# TASK BRIEF
Pick out every line in the data below that contains the string "axis" and copy each one in full.

# SUPPLIED RECORDS
* * * * * * * * *
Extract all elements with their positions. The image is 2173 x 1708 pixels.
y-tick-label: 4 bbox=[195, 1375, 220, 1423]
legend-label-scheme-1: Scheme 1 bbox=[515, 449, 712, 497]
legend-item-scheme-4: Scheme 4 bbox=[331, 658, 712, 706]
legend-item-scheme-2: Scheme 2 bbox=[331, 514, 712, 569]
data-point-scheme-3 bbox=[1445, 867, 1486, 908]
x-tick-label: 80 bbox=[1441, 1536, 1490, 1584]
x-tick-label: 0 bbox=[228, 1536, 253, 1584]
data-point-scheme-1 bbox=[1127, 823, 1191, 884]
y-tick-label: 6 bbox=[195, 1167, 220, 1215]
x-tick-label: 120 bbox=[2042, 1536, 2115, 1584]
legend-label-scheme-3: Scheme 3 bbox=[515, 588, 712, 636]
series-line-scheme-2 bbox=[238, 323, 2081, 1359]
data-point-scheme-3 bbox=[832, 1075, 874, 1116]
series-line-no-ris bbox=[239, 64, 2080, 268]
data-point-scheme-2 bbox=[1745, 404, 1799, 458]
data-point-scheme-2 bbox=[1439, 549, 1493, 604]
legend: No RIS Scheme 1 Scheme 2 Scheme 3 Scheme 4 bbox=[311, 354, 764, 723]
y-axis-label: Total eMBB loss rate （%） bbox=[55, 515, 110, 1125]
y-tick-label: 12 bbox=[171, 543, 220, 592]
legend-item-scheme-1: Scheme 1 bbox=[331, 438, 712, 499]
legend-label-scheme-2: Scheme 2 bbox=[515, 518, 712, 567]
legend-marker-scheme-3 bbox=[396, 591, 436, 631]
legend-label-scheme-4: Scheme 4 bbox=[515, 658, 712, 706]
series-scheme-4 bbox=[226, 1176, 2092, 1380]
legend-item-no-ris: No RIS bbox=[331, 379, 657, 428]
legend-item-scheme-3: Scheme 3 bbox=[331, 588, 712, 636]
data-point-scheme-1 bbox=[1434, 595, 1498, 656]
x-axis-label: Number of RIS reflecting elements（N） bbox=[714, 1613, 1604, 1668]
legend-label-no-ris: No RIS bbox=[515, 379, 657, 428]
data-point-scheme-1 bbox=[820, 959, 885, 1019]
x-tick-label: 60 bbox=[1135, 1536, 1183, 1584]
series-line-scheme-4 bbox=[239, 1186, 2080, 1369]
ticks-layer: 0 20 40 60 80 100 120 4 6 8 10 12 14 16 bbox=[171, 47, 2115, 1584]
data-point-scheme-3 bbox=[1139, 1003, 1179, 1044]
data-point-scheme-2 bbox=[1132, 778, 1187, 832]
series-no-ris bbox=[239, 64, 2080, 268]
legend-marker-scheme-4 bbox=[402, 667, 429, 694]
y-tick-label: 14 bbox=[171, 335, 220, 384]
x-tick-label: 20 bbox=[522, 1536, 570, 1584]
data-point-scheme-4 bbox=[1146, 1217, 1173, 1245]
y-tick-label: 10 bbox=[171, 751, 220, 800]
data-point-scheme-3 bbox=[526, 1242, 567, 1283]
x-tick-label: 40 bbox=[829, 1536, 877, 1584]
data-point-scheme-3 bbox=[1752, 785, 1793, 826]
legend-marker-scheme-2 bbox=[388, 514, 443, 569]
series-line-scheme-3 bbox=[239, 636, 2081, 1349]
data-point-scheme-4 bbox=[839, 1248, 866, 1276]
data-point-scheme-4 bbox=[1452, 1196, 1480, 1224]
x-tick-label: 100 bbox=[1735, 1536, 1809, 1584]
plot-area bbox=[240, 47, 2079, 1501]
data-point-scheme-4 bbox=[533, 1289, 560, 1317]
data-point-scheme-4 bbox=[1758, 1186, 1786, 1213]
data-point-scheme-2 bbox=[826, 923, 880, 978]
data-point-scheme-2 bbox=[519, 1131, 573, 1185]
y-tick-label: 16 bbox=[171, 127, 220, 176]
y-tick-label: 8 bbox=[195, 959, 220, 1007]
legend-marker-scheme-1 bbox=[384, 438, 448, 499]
* * * * * * * * *
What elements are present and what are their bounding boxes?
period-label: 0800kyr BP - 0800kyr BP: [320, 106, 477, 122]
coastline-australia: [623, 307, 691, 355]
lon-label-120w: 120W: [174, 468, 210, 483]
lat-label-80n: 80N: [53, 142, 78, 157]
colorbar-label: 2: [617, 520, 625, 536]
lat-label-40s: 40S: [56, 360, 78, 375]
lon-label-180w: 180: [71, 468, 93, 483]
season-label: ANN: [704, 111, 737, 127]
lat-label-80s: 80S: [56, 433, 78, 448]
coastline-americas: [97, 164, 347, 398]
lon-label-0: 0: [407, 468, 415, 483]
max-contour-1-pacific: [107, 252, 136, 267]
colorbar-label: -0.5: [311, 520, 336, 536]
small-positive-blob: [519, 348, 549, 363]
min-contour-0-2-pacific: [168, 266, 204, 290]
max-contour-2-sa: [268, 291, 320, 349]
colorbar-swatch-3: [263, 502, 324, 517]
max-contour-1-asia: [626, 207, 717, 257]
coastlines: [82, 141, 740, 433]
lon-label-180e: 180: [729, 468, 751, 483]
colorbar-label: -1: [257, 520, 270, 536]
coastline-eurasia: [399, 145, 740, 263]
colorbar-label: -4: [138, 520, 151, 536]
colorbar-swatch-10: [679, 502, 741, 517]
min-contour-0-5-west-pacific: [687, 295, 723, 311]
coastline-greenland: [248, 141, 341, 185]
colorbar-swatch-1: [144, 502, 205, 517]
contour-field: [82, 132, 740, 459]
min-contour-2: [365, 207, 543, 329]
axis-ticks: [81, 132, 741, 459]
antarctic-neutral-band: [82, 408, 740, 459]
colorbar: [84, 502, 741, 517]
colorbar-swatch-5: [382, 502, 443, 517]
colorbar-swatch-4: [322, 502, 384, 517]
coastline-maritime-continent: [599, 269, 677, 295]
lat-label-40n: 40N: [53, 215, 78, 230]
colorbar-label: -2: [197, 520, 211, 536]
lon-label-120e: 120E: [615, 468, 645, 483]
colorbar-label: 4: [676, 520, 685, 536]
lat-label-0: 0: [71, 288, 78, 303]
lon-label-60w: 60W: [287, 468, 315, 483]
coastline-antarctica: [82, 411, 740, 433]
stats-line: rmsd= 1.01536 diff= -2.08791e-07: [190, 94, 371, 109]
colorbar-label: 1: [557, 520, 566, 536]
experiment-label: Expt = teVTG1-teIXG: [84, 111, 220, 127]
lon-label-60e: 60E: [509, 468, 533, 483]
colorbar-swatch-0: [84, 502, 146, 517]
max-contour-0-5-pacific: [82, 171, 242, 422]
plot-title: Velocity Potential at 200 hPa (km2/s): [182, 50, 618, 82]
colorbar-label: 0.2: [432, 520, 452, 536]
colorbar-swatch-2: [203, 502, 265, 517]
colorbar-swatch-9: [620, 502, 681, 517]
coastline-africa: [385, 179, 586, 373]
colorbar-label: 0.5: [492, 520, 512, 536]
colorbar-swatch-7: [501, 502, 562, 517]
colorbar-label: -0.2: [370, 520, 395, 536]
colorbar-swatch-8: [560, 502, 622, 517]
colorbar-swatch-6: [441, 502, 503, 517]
* * * * * * * * *
# RESPONSE TO THE EXERCISE
y-axis-label: Total eMBB loss rate （%） bbox=[55, 515, 110, 1125]
x-axis-label: Number of RIS reflecting elements（N） bbox=[714, 1613, 1604, 1668]
axis-ticks: [81, 132, 741, 459]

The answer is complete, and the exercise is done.